[Data for the task]
.....

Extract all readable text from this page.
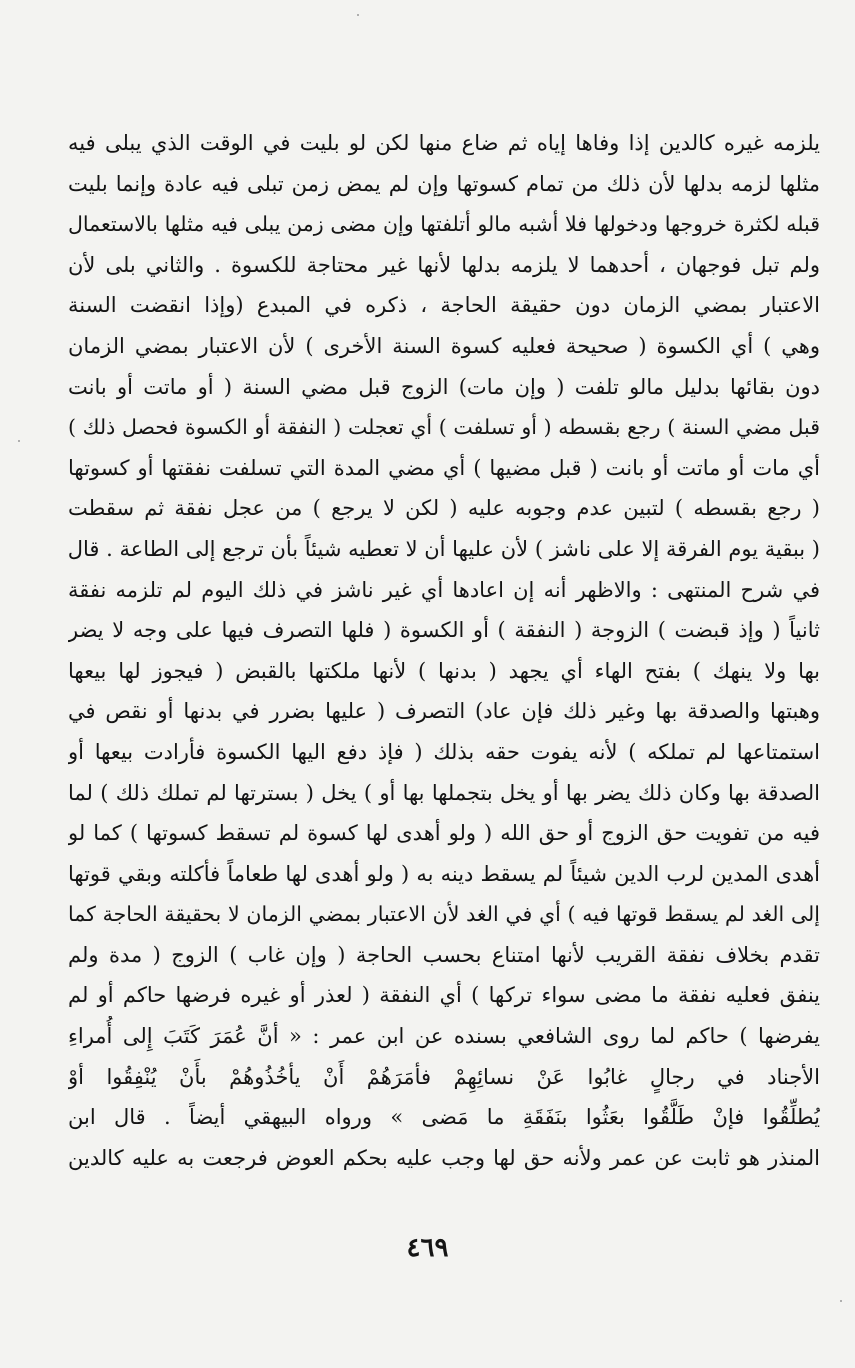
يلزمه غيره كالدين إذا وفاها إياه ثم ضاع منها لكن لو بليت في الوقت الذي يبلى فيه
مثلها لزمه بدلها لأن ذلك من تمام كسوتها وإن لم يمض زمن تبلى فيه عادة وإنما بليت
قبله لكثرة خروجها ودخولها فلا أشبه مالو أتلفتها وإن مضى زمن يبلى فيه مثلها بالاستعمال
ولم تبل فوجهان ، أحدهما لا يلزمه بدلها لأنها غير محتاجة للكسوة . والثاني بلى لأن
الاعتبار بمضي الزمان دون حقيقة الحاجة ، ذكره في المبدع (وإذا انقضت السنة
وهي ) أي الكسوة ( صحيحة فعليه كسوة السنة الأخرى ) لأن الاعتبار بمضي الزمان
دون بقائها بدليل مالو تلفت ( وإن مات) الزوج قبل مضي السنة ( أو ماتت أو بانت
قبل مضي السنة ) رجع بقسطه ( أو تسلفت ) أي تعجلت ( النفقة أو الكسوة فحصل ذلك )
أي مات أو ماتت أو بانت ( قبل مضيها ) أي مضي المدة التي تسلفت نفقتها أو كسوتها
( رجع بقسطه ) لتبين عدم وجوبه عليه ( لكن لا يرجع ) من عجل نفقة ثم سقطت
( ببقية يوم الفرقة إلا على ناشز ) لأن عليها أن لا تعطيه شيئاً بأن ترجع إلى الطاعة . قال
في شرح المنتهى : والاظهر أنه إن اعادها أي غير ناشز في ذلك اليوم لم تلزمه نفقة
ثانياً ( وإذ قبضت ) الزوجة ( النفقة ) أو الكسوة ( فلها التصرف فيها على وجه لا يضر
بها ولا ينهك ) بفتح الهاء أي يجهد ( بدنها ) لأنها ملكتها بالقبض ( فيجوز لها بيعها
وهبتها والصدقة بها وغير ذلك فإن عاد) التصرف ( عليها بضرر في بدنها أو نقص في
استمتاعها لم تملكه ) لأنه يفوت حقه بذلك ( فإذ دفع اليها الكسوة فأرادت بيعها أو
الصدقة بها وكان ذلك يضر بها أو يخل بتجملها بها أو ) يخل ( بسترتها لم تملك ذلك ) لما
فيه من تفويت حق الزوج أو حق الله ( ولو أهدى لها كسوة لم تسقط كسوتها ) كما لو
أهدى المدين لرب الدين شيئاً لم يسقط دينه به ( ولو أهدى لها طعاماً فأكلته وبقي قوتها
إلى الغد لم يسقط قوتها فيه ) أي في الغد لأن الاعتبار بمضي الزمان لا بحقيقة الحاجة كما
تقدم بخلاف نفقة القريب لأنها امتناع بحسب الحاجة ( وإن غاب ) الزوج ( مدة ولم
ينفق فعليه نفقة ما مضى سواء تركها ) أي النفقة ( لعذر أو غيره فرضها حاكم أو لم
يفرضها ) حاكم لما روى الشافعي بسنده عن ابن عمر : « أنَّ عُمَرَ كَتَبَ إِلى أُمراءِ
الأجناد في رجالٍ غابُوا عَنْ نسائِهِمْ فأمَرَهُمْ أَنْ يأخُذُوهُمْ بأَنْ يُنْفِقُوا أوْ
يُطلِّقُوا فإنْ طَلَّقُوا بعَثُوا بنَفَقَةِ ما مَضى » ورواه البيهقي أيضاً . قال ابن
المنذر هو ثابت عن عمر ولأنه حق لها وجب عليه بحكم العوض فرجعت به عليه كالدين
٤٦٩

.....

[Exercise description] Extract each line holding the word "يلزمه" from the records.

[Result for this exercise]
يلزمه غيره كالدين إذا وفاها إياه ثم ضاع منها لكن لو بليت في الوقت الذي يبلى فيه
ولم تبل فوجهان ، أحدهما لا يلزمه بدلها لأنها غير محتاجة للكسوة . والثاني بلى لأن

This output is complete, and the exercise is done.